[START OF Given records]

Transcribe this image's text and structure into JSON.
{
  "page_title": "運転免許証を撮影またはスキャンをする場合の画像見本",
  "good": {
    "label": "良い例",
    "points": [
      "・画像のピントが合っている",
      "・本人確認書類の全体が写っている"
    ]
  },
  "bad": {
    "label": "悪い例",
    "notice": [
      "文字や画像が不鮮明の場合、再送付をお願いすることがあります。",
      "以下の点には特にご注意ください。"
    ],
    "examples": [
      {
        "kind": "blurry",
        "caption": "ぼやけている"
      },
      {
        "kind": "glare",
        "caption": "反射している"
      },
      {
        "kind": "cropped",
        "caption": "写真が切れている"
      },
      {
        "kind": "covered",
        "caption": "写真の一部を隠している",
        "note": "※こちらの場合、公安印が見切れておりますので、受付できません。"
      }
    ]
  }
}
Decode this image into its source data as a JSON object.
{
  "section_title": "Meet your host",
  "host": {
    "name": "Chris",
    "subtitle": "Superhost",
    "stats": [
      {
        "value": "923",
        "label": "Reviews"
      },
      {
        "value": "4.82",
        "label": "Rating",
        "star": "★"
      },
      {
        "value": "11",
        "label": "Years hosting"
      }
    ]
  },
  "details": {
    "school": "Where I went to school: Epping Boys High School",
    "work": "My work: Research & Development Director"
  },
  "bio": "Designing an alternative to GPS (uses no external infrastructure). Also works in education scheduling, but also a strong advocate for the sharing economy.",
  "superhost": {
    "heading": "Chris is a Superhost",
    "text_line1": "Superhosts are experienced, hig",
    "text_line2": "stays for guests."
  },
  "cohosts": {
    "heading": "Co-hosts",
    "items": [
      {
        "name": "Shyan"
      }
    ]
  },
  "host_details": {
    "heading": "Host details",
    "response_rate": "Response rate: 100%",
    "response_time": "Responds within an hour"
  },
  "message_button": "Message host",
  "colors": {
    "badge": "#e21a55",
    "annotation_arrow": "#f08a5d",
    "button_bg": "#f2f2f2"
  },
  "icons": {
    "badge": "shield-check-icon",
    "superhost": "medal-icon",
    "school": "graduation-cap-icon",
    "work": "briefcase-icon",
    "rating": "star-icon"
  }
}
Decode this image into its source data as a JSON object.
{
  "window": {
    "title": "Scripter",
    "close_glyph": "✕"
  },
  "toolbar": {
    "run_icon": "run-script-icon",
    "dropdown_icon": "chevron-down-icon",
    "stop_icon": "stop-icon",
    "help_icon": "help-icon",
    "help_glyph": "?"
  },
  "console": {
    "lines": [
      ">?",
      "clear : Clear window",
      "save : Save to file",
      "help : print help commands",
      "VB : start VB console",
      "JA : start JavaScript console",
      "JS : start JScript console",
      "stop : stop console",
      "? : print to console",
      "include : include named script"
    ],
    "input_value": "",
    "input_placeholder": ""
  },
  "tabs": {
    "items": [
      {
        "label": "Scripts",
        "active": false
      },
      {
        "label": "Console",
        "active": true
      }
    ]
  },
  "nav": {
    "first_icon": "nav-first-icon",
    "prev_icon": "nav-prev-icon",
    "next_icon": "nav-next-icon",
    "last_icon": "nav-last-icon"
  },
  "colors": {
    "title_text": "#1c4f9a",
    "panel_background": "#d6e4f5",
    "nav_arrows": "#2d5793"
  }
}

[END OF Given records]
[START OF Given records]

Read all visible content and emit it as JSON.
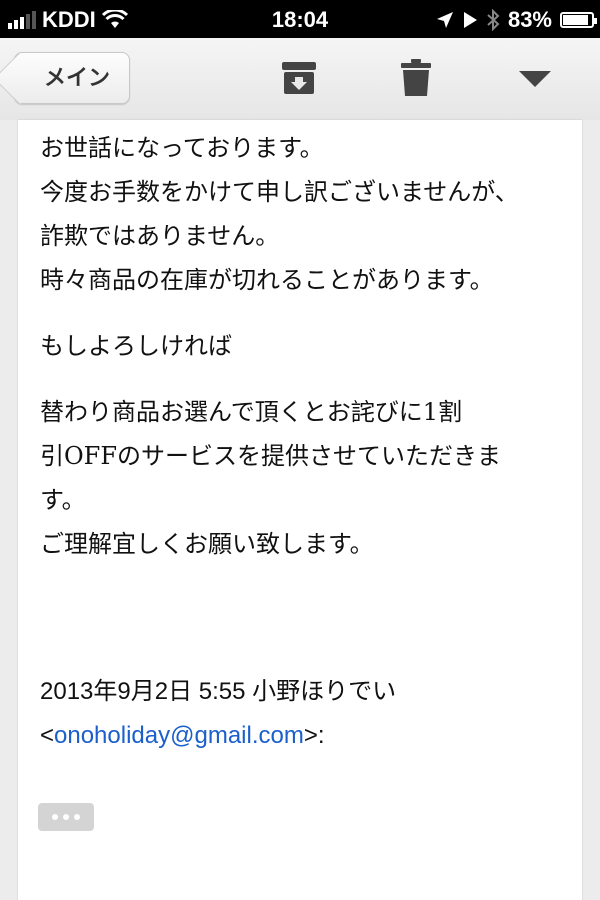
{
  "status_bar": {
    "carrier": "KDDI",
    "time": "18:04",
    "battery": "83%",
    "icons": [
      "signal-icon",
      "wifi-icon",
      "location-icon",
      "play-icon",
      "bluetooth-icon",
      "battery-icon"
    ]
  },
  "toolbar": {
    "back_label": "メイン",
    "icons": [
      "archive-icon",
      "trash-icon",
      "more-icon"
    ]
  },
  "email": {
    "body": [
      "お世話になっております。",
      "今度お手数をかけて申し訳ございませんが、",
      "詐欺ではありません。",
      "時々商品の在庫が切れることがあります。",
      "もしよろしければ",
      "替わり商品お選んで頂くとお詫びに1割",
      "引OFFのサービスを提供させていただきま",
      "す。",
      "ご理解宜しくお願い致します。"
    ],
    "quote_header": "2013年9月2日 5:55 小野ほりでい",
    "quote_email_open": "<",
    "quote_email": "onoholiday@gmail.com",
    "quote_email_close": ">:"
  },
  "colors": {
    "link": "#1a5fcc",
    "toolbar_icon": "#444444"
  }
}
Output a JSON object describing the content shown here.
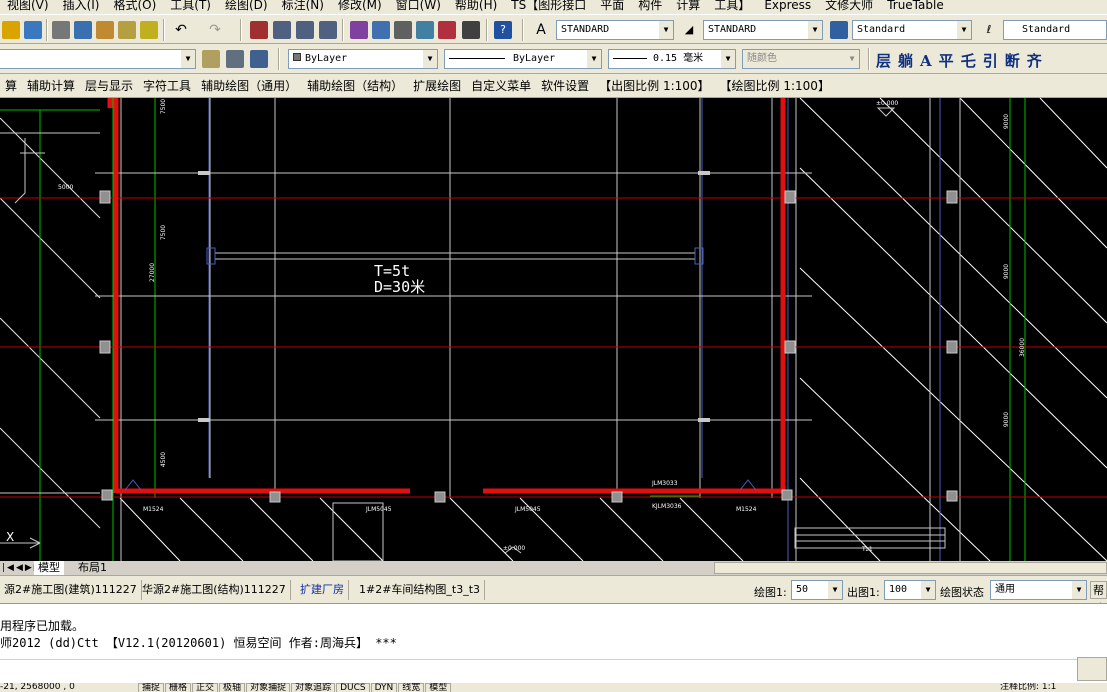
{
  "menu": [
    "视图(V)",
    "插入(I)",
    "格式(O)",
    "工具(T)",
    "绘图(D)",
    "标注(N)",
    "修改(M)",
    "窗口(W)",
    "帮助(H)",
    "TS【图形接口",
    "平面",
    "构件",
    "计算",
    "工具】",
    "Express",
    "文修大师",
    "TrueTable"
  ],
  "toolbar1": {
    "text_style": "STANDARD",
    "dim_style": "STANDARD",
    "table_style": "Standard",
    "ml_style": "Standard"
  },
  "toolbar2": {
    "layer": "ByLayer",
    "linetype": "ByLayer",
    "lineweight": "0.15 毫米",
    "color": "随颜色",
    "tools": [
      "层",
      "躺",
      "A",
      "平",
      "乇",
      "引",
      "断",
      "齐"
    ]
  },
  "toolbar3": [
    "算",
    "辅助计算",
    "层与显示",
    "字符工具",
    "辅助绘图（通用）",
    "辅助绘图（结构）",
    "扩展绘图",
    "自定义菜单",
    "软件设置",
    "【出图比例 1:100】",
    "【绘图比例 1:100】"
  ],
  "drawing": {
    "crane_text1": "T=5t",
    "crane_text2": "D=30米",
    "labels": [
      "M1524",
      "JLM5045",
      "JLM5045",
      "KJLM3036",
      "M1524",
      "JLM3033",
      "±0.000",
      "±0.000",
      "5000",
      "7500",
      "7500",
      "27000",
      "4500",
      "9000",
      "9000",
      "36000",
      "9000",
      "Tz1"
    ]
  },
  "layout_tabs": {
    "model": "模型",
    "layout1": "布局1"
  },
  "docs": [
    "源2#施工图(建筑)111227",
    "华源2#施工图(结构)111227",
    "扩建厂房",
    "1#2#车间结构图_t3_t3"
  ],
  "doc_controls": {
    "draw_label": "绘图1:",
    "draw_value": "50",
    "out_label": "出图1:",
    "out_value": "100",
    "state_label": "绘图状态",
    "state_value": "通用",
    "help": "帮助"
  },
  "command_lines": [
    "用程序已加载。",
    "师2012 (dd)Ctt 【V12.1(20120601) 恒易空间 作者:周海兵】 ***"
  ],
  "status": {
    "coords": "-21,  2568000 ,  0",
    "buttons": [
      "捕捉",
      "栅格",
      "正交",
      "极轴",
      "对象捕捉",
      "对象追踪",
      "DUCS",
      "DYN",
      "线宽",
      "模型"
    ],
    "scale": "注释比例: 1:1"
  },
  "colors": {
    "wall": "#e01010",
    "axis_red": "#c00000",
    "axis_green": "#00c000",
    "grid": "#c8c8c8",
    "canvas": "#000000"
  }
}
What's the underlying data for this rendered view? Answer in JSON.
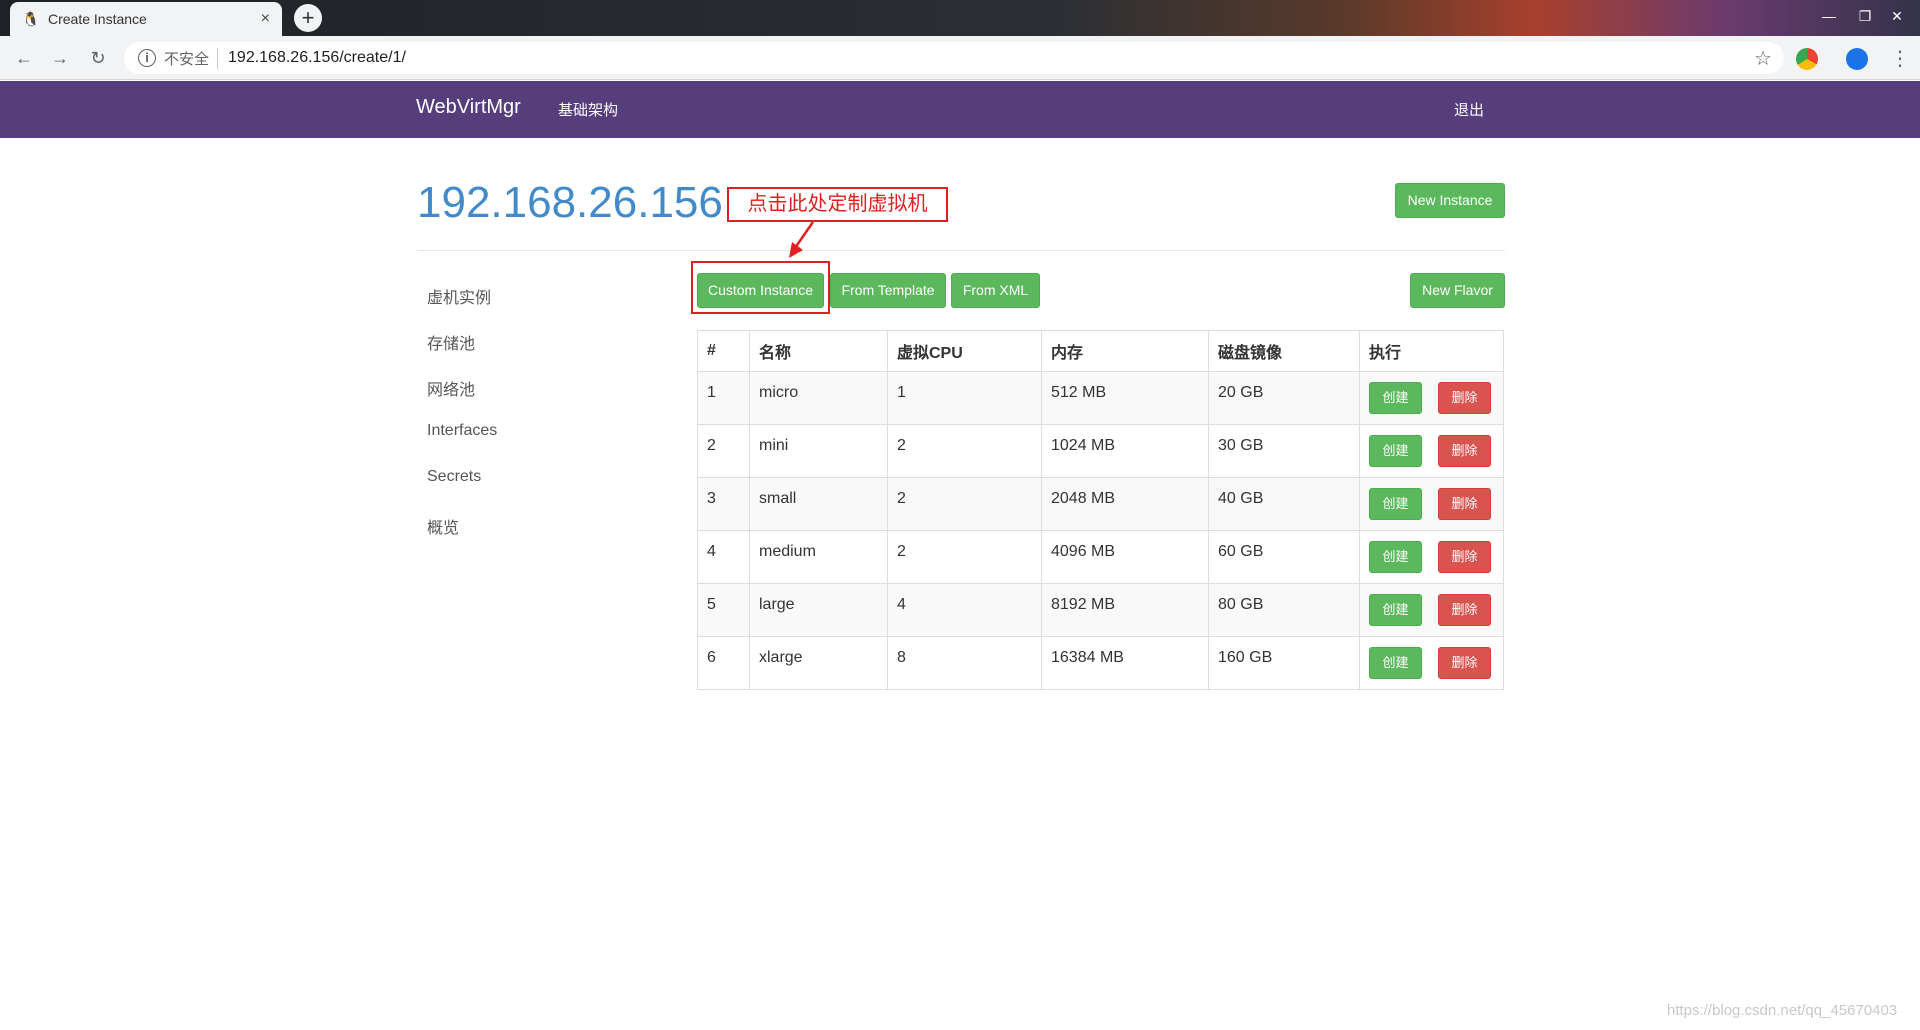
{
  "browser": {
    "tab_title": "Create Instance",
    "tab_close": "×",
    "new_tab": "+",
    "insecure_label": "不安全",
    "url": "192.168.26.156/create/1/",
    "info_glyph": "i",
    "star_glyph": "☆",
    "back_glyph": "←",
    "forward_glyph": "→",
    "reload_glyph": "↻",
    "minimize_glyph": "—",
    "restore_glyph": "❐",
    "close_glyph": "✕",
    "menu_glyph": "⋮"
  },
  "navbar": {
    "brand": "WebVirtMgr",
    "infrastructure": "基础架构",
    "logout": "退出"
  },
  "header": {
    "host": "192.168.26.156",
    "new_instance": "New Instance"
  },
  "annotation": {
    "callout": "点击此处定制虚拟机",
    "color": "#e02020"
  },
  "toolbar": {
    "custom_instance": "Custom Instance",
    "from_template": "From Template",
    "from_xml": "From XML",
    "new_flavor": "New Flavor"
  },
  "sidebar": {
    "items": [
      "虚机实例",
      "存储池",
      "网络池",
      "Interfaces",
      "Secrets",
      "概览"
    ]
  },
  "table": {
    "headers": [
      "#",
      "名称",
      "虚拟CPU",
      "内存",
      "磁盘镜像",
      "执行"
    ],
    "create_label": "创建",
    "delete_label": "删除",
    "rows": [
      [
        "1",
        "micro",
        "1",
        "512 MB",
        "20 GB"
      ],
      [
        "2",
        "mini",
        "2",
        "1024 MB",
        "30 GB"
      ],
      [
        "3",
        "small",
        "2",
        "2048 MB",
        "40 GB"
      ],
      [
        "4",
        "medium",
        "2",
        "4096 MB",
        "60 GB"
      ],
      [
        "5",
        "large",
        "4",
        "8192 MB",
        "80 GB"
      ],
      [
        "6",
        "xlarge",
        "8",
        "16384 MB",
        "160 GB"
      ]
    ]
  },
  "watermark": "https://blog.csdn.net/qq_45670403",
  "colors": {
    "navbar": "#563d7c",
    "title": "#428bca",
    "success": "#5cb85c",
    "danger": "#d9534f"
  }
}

[END OF Given records]
[START OF Given records]

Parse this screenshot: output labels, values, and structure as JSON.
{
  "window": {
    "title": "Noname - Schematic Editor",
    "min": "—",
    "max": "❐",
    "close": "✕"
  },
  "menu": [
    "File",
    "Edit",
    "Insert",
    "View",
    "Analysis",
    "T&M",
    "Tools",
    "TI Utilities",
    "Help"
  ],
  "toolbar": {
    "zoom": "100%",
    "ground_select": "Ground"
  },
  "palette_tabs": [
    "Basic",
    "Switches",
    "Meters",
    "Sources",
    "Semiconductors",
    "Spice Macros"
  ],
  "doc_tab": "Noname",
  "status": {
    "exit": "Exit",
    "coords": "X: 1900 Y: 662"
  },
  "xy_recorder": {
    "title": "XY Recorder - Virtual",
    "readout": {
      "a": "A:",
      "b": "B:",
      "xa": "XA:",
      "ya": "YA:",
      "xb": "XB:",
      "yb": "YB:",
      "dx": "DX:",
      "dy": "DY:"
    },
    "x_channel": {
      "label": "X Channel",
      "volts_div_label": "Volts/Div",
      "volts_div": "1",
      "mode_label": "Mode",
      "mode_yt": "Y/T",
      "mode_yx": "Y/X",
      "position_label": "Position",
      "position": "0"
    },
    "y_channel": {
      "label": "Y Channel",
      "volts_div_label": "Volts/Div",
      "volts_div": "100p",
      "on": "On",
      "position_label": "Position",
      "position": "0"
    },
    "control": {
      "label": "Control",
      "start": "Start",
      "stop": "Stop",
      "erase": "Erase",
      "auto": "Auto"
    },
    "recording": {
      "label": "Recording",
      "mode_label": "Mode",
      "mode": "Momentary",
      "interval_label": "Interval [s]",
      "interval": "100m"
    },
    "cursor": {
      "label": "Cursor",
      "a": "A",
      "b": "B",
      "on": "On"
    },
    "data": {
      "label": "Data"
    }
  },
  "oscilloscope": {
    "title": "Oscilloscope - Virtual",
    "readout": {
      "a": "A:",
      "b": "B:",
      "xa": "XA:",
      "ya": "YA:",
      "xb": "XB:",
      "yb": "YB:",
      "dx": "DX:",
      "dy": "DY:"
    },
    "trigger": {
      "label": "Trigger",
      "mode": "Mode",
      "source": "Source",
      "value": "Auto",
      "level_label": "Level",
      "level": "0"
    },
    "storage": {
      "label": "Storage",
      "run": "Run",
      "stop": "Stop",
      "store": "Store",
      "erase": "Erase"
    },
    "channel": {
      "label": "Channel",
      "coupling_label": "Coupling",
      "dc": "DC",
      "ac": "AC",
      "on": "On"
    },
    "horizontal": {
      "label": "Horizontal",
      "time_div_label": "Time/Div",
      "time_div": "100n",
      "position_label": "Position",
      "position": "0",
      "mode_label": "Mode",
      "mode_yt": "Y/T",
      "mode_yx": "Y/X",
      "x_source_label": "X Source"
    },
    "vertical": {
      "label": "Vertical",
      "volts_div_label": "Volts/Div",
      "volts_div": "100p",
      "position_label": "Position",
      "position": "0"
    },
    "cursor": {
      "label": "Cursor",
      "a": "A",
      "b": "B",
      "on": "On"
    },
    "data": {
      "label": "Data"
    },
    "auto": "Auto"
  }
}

[END OF Given records]

▶ [Task brief]: Which lines contain "school"? Copy each of them out.

▶ [Written response]:
    "school": "Where I went to school: Epping Boys High School",
    "school": "graduation-cap-icon",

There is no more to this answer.